** Given data **
* * * *

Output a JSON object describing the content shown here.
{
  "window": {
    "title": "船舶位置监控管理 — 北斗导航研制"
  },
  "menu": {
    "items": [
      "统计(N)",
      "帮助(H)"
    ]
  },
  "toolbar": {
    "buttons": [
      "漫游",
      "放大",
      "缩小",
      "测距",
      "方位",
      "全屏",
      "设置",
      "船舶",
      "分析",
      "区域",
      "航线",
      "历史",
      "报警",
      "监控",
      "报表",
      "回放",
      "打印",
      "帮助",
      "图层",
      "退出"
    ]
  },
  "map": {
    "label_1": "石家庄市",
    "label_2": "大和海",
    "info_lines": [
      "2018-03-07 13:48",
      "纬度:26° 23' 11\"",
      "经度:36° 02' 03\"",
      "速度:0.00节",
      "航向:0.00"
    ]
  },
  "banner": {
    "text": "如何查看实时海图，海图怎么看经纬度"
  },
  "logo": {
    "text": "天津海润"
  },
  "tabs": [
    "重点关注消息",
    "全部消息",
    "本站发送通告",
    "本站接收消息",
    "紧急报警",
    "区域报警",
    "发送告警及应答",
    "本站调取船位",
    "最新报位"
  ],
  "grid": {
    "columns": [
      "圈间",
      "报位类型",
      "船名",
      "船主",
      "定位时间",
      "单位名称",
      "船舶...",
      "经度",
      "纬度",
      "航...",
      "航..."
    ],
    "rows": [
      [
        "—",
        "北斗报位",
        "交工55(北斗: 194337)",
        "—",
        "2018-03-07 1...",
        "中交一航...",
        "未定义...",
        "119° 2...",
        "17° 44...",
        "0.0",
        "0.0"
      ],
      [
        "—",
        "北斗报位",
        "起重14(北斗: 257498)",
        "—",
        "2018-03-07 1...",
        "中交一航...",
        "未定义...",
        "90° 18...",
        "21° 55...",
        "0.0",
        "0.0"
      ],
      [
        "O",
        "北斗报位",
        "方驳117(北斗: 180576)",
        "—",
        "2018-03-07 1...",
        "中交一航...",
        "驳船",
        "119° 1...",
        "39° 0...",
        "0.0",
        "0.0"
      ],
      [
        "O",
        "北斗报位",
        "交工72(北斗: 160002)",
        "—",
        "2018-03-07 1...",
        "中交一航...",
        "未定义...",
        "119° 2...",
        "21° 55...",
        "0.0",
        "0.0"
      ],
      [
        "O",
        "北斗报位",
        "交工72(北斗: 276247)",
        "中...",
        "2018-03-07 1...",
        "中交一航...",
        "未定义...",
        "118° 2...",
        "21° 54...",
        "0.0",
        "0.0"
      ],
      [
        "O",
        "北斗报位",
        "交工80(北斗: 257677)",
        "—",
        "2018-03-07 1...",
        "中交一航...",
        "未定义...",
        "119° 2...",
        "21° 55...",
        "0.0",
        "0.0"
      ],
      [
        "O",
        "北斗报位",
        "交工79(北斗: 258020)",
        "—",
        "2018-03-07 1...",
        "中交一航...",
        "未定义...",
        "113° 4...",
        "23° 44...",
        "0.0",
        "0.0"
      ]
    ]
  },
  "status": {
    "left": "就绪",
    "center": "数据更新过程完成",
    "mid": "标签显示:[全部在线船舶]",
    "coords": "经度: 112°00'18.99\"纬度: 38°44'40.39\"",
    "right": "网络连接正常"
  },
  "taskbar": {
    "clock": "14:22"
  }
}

* * * *

** Brief **
From the records above, extract each line exactly as shown.

** Answer to this task **
Output a JSON object describing the content shown here.
{
  "window": {
    "title": "船舶位置监控管理 — 北斗导航研制"
  },
  "menu": {
    "items": [
      "统计(N)",
      "帮助(H)"
    ]
  },
  "toolbar": {
    "buttons": [
      "漫游",
      "放大",
      "缩小",
      "测距",
      "方位",
      "全屏",
      "设置",
      "船舶",
      "分析",
      "区域",
      "航线",
      "历史",
      "报警",
      "监控",
      "报表",
      "回放",
      "打印",
      "帮助",
      "图层",
      "退出"
    ]
  },
  "map": {
    "label_1": "石家庄市",
    "label_2": "大和海",
    "info_lines": [
      "2018-03-07 13:48",
      "纬度:26° 23' 11\"",
      "经度:36° 02' 03\"",
      "速度:0.00节",
      "航向:0.00"
    ]
  },
  "banner": {
    "text": "如何查看实时海图，海图怎么看经纬度"
  },
  "logo": {
    "text": "天津海润"
  },
  "tabs": [
    "重点关注消息",
    "全部消息",
    "本站发送通告",
    "本站接收消息",
    "紧急报警",
    "区域报警",
    "发送告警及应答",
    "本站调取船位",
    "最新报位"
  ],
  "grid": {
    "columns": [
      "圈间",
      "报位类型",
      "船名",
      "船主",
      "定位时间",
      "单位名称",
      "船舶...",
      "经度",
      "纬度",
      "航...",
      "航..."
    ],
    "rows": [
      [
        "—",
        "北斗报位",
        "交工55(北斗: 194337)",
        "—",
        "2018-03-07 1...",
        "中交一航...",
        "未定义...",
        "119° 2...",
        "17° 44...",
        "0.0",
        "0.0"
      ],
      [
        "—",
        "北斗报位",
        "起重14(北斗: 257498)",
        "—",
        "2018-03-07 1...",
        "中交一航...",
        "未定义...",
        "90° 18...",
        "21° 55...",
        "0.0",
        "0.0"
      ],
      [
        "O",
        "北斗报位",
        "方驳117(北斗: 180576)",
        "—",
        "2018-03-07 1...",
        "中交一航...",
        "驳船",
        "119° 1...",
        "39° 0...",
        "0.0",
        "0.0"
      ],
      [
        "O",
        "北斗报位",
        "交工72(北斗: 160002)",
        "—",
        "2018-03-07 1...",
        "中交一航...",
        "未定义...",
        "119° 2...",
        "21° 55...",
        "0.0",
        "0.0"
      ],
      [
        "O",
        "北斗报位",
        "交工72(北斗: 276247)",
        "中...",
        "2018-03-07 1...",
        "中交一航...",
        "未定义...",
        "118° 2...",
        "21° 54...",
        "0.0",
        "0.0"
      ],
      [
        "O",
        "北斗报位",
        "交工80(北斗: 257677)",
        "—",
        "2018-03-07 1...",
        "中交一航...",
        "未定义...",
        "119° 2...",
        "21° 55...",
        "0.0",
        "0.0"
      ],
      [
        "O",
        "北斗报位",
        "交工79(北斗: 258020)",
        "—",
        "2018-03-07 1...",
        "中交一航...",
        "未定义...",
        "113° 4...",
        "23° 44...",
        "0.0",
        "0.0"
      ]
    ]
  },
  "status": {
    "left": "就绪",
    "center": "数据更新过程完成",
    "mid": "标签显示:[全部在线船舶]",
    "coords": "经度: 112°00'18.99\"纬度: 38°44'40.39\"",
    "right": "网络连接正常"
  },
  "taskbar": {
    "clock": "14:22"
  }
}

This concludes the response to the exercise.